Collection entries:
[start]

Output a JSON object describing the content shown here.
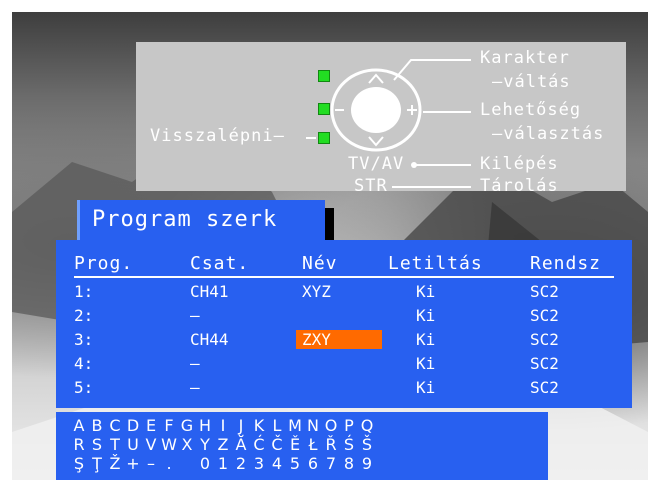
{
  "help": {
    "back_label": "Visszalépni–",
    "karakter_line1": "Karakter",
    "karakter_line2": "–váltás",
    "lehetoseg_line1": "Lehetőség",
    "lehetoseg_line2": "–választás",
    "tvav_label": "TV/AV",
    "kilepes_label": "Kilépés",
    "str_label": "STR",
    "tarolas_label": "Tárolás",
    "remote_symbols": {
      "up": "^",
      "down": "v",
      "left": "–",
      "right": "+"
    }
  },
  "menu": {
    "title": "Program szerk"
  },
  "table": {
    "headers": {
      "prog": "Prog.",
      "csat": "Csat.",
      "nev": "Név",
      "letiltas": "Letiltás",
      "rendszer": "Rendsz"
    },
    "rows": [
      {
        "prog": "1:",
        "csat": "CH41",
        "nev": "XYZ",
        "letiltas": "Ki",
        "rendszer": "SC2"
      },
      {
        "prog": "2:",
        "csat": "–",
        "nev": "",
        "letiltas": "Ki",
        "rendszer": "SC2"
      },
      {
        "prog": "3:",
        "csat": "CH44",
        "nev": "ZXY",
        "letiltas": "Ki",
        "rendszer": "SC2"
      },
      {
        "prog": "4:",
        "csat": "–",
        "nev": "",
        "letiltas": "Ki",
        "rendszer": "SC2"
      },
      {
        "prog": "5:",
        "csat": "–",
        "nev": "",
        "letiltas": "Ki",
        "rendszer": "SC2"
      }
    ],
    "active_row": 3
  },
  "chars": {
    "row1": [
      "A",
      "B",
      "C",
      "D",
      "E",
      "F",
      "G",
      "H",
      "I",
      "J",
      "K",
      "L",
      "M",
      "N",
      "O",
      "P",
      "Q"
    ],
    "row2": [
      "R",
      "S",
      "T",
      "U",
      "V",
      "W",
      "X",
      "Y",
      "Z",
      "Ă",
      "Ć",
      "Č",
      "Ě",
      "Ł",
      "Ř",
      "Ś",
      "Š"
    ],
    "row3": [
      "Ş",
      "Ţ",
      "Ž",
      "+",
      "–",
      ".",
      "",
      "0",
      "1",
      "2",
      "3",
      "4",
      "5",
      "6",
      "7",
      "8",
      "9"
    ]
  },
  "colors": {
    "menu_blue": "#2860f0",
    "highlight_orange": "#ff6a00",
    "led_green": "#22dd22",
    "panel_gray": "#c7c7c7"
  },
  "icons": {
    "remote_ring": "remote-direction-ring-icon",
    "indicator": "green-led-icon"
  }
}
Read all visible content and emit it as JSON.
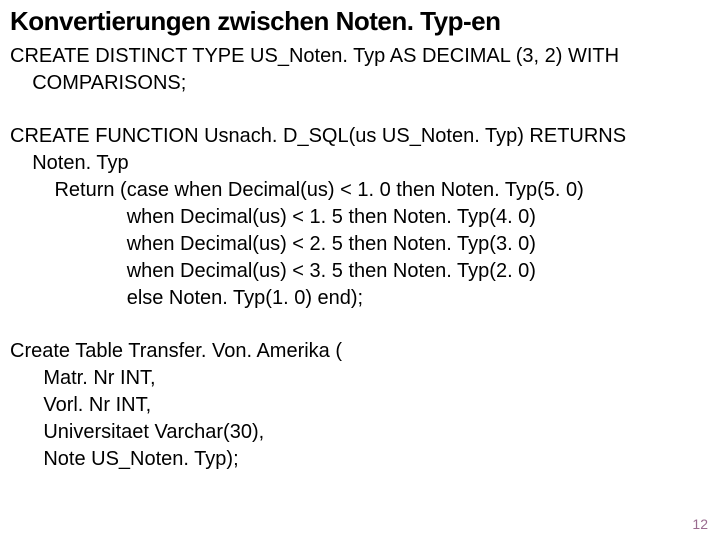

[end]

DO THIS: Identify which lines contain the word "content" and copy each one.

ANSWER TO THIS TASK:
Output a JSON object describing the content shown here.
Read all visible content and emit it as JSON.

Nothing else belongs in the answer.